- What you are asked to do: Gather, from the listing beneath this task, every line holding the string "test".

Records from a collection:
=====
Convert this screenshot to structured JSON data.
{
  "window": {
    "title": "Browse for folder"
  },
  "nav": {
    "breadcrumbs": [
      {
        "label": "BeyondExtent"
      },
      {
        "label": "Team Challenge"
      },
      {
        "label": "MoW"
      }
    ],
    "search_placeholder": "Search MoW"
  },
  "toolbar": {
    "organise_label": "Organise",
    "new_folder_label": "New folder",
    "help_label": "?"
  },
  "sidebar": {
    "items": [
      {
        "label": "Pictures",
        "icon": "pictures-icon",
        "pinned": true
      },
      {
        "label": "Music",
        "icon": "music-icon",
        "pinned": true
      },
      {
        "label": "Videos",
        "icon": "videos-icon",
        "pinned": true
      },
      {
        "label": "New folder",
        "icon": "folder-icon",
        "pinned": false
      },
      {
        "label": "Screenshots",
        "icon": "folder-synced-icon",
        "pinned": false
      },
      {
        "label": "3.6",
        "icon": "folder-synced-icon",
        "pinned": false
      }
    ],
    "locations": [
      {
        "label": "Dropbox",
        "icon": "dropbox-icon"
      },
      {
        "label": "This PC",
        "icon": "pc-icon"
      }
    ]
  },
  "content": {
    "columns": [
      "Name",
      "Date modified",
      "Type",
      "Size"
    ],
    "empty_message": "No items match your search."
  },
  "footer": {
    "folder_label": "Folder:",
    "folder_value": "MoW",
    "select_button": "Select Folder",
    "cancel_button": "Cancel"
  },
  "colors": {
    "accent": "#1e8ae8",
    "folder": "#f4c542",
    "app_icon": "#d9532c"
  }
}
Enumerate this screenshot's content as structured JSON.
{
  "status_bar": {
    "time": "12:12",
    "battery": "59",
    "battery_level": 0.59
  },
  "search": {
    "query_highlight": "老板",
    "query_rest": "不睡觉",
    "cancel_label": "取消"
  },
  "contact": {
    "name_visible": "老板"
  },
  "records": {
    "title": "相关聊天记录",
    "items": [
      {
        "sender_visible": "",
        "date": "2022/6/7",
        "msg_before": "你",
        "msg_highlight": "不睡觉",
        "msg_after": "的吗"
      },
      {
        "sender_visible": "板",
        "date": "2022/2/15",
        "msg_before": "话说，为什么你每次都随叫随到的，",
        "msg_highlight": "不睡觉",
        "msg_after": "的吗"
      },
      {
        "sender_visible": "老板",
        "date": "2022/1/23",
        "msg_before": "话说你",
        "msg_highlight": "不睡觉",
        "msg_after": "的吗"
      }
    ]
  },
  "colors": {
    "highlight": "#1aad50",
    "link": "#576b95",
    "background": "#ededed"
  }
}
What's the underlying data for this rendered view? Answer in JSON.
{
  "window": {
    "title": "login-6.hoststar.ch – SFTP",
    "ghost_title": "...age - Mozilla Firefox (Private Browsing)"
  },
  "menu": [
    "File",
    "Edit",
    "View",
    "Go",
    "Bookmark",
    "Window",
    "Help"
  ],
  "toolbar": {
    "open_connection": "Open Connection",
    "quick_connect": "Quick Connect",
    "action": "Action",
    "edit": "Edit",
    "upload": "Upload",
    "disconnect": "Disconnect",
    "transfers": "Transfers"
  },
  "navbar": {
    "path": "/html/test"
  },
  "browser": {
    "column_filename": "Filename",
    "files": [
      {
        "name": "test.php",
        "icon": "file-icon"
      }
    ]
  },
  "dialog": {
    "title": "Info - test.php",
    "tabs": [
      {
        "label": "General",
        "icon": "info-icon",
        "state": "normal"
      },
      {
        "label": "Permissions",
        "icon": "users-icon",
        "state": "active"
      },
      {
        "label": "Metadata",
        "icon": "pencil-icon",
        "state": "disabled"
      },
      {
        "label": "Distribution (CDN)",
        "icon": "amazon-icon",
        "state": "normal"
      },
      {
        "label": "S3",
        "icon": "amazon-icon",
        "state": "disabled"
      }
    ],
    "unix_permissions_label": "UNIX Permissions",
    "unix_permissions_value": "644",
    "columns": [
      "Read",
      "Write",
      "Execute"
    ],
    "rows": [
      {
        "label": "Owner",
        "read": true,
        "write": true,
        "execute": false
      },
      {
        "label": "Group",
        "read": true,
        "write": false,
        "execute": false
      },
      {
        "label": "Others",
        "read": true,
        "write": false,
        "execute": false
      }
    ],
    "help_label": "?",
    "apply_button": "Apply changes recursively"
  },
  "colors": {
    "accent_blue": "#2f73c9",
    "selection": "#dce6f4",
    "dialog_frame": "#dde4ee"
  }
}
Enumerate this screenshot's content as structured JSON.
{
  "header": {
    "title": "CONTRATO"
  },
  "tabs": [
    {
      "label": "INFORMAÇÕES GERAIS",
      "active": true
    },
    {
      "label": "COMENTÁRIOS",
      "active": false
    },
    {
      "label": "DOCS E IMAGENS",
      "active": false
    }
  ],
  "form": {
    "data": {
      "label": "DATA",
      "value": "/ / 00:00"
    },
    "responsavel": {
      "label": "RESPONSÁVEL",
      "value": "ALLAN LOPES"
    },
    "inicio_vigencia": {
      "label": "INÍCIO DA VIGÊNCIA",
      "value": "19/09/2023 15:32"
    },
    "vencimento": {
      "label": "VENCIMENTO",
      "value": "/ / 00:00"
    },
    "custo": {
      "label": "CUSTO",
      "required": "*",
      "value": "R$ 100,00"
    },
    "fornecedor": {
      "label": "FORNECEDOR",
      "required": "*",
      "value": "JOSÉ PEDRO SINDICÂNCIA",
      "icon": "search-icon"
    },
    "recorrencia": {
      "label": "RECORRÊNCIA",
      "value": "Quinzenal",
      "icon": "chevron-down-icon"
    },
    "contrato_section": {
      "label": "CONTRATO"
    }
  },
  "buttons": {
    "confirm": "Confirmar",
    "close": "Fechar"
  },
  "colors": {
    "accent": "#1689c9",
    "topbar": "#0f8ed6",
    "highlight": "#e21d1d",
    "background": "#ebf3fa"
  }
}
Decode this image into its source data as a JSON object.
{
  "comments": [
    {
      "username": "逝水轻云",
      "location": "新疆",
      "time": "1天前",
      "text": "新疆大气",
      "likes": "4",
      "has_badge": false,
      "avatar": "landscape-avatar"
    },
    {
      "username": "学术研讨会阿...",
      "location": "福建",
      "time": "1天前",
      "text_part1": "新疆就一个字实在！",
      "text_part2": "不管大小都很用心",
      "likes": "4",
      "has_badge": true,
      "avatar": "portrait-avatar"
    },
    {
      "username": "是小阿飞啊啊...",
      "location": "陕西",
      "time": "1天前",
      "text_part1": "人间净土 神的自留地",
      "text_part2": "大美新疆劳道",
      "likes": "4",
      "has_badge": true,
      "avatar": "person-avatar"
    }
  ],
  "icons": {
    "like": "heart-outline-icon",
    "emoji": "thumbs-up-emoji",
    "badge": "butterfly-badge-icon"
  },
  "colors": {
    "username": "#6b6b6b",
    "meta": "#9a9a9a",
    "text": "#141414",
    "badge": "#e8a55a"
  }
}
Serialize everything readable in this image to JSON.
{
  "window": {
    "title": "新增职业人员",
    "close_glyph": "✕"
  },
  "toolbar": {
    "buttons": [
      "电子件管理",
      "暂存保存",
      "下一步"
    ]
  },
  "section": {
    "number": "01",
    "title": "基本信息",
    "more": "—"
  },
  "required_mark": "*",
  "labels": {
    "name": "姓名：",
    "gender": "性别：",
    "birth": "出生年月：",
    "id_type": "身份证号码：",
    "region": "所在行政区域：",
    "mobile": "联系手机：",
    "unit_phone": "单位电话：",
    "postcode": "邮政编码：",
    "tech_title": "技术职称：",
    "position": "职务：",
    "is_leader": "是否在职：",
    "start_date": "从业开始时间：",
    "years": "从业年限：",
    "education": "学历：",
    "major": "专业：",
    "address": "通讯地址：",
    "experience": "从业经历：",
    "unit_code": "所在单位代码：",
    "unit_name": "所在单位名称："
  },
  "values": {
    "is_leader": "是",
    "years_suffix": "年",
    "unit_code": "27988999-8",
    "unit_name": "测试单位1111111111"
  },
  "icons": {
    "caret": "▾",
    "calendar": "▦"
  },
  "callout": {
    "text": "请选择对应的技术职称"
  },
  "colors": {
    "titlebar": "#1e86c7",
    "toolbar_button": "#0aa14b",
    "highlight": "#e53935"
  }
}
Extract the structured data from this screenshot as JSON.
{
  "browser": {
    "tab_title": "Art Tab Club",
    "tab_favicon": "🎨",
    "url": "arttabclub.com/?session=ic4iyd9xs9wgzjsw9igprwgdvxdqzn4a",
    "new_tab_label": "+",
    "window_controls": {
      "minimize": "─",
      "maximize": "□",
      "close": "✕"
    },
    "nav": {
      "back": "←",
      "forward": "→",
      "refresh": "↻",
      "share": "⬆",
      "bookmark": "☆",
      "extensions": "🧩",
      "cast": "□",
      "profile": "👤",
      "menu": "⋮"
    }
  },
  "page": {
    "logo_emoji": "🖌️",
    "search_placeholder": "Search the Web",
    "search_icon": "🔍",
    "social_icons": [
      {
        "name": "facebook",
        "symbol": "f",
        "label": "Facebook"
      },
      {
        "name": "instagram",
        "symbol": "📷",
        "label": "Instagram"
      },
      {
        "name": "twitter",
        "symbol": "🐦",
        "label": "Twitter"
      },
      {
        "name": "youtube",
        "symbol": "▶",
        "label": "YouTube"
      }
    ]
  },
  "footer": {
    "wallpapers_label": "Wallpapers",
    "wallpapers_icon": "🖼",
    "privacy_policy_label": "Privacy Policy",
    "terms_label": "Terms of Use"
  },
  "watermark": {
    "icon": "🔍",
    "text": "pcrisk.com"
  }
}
=====
- Full solution:
    "path": "/html/test"
        "name": "test.php",
    "title": "Info - test.php",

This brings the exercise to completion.